- [Exercise instructions] Give the count of lines in the data that include "title", with no other words.

- [Records from a collection of figures]
****************

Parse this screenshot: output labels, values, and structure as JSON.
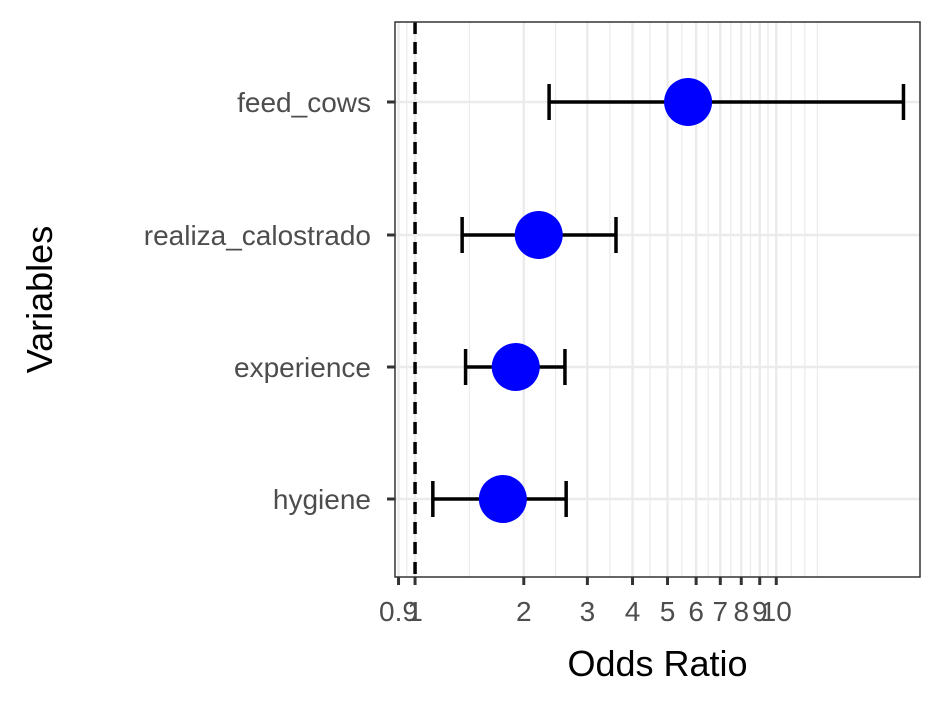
{
  "chart_data": {
    "type": "forest",
    "title": "",
    "xlabel": "Odds Ratio",
    "ylabel": "Variables",
    "x_scale": "log",
    "xlim": [
      0.88,
      25.0
    ],
    "x_ticks": [
      0.9,
      1,
      2,
      3,
      4,
      5,
      6,
      7,
      8,
      9,
      10
    ],
    "x_tick_labels": [
      "0.9",
      "1",
      "2",
      "3",
      "4",
      "5",
      "6",
      "7",
      "8",
      "9",
      "10"
    ],
    "reference_line": 1,
    "categories": [
      "feed_cows",
      "realiza_calostrado",
      "experience",
      "hygiene"
    ],
    "estimates": [
      5.7,
      2.2,
      1.9,
      1.75
    ],
    "ci_lower": [
      2.35,
      1.35,
      1.38,
      1.12
    ],
    "ci_upper": [
      22.5,
      3.6,
      2.6,
      2.62
    ],
    "grid": true,
    "point_color": "#0000ff",
    "errorbar_color": "#000000",
    "panel_border_color": "#333333",
    "grid_color": "#ebebeb"
  }
}
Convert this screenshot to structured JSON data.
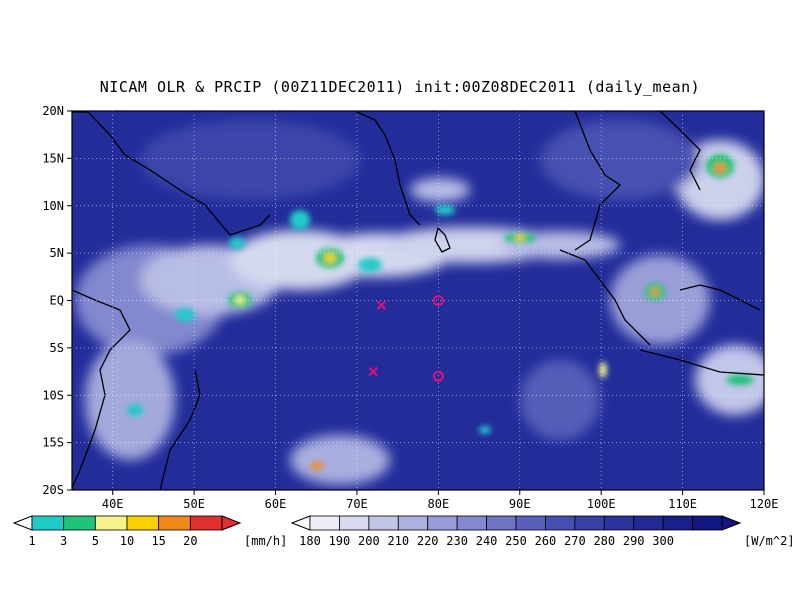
{
  "title": "NICAM OLR & PRCIP (00Z11DEC2011) init:00Z08DEC2011 (daily_mean)",
  "map": {
    "lon_range": [
      35,
      120
    ],
    "lat_range": [
      -20,
      20
    ],
    "lat_ticks": [
      {
        "value": 20,
        "label": "20N"
      },
      {
        "value": 15,
        "label": "15N"
      },
      {
        "value": 10,
        "label": "10N"
      },
      {
        "value": 5,
        "label": "5N"
      },
      {
        "value": 0,
        "label": "EQ"
      },
      {
        "value": -5,
        "label": "5S"
      },
      {
        "value": -10,
        "label": "10S"
      },
      {
        "value": -15,
        "label": "15S"
      },
      {
        "value": -20,
        "label": "20S"
      }
    ],
    "lon_ticks": [
      {
        "value": 40,
        "label": "40E"
      },
      {
        "value": 50,
        "label": "50E"
      },
      {
        "value": 60,
        "label": "60E"
      },
      {
        "value": 70,
        "label": "70E"
      },
      {
        "value": 80,
        "label": "80E"
      },
      {
        "value": 90,
        "label": "90E"
      },
      {
        "value": 100,
        "label": "100E"
      },
      {
        "value": 110,
        "label": "110E"
      },
      {
        "value": 120,
        "label": "120E"
      }
    ],
    "markers": [
      {
        "type": "x",
        "lon": 73,
        "lat": -0.5,
        "color": "#e0107a"
      },
      {
        "type": "circle",
        "lon": 80,
        "lat": 0,
        "color": "#e0107a"
      },
      {
        "type": "x",
        "lon": 72,
        "lat": -7.5,
        "color": "#e0107a"
      },
      {
        "type": "circle",
        "lon": 80,
        "lat": -8,
        "color": "#e0107a"
      }
    ],
    "ocean_color": "#232d9a",
    "cloud_color": "#e9ecf8"
  },
  "precip_legend": {
    "unit": "[mm/h]",
    "labels": [
      "1",
      "3",
      "5",
      "10",
      "15",
      "20"
    ],
    "colors": [
      "#21c9c9",
      "#1fc37a",
      "#f4f48a",
      "#f6d300",
      "#f28a1b",
      "#e03030"
    ]
  },
  "olr_legend": {
    "unit": "[W/m^2]",
    "labels": [
      "180",
      "190",
      "200",
      "210",
      "220",
      "230",
      "240",
      "250",
      "260",
      "270",
      "280",
      "290",
      "300"
    ],
    "colors": [
      "#eeeef8",
      "#d8daf0",
      "#c2c5e8",
      "#adb1e0",
      "#979dd7",
      "#8289ce",
      "#6d74c4",
      "#5960ba",
      "#474fb0",
      "#3740a6",
      "#2b339c",
      "#212a92",
      "#1a2089",
      "#121680"
    ]
  }
}
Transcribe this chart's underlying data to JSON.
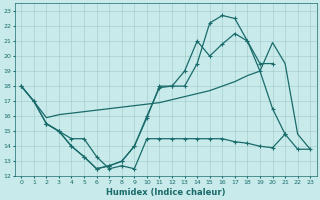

****************

- [Output below] 2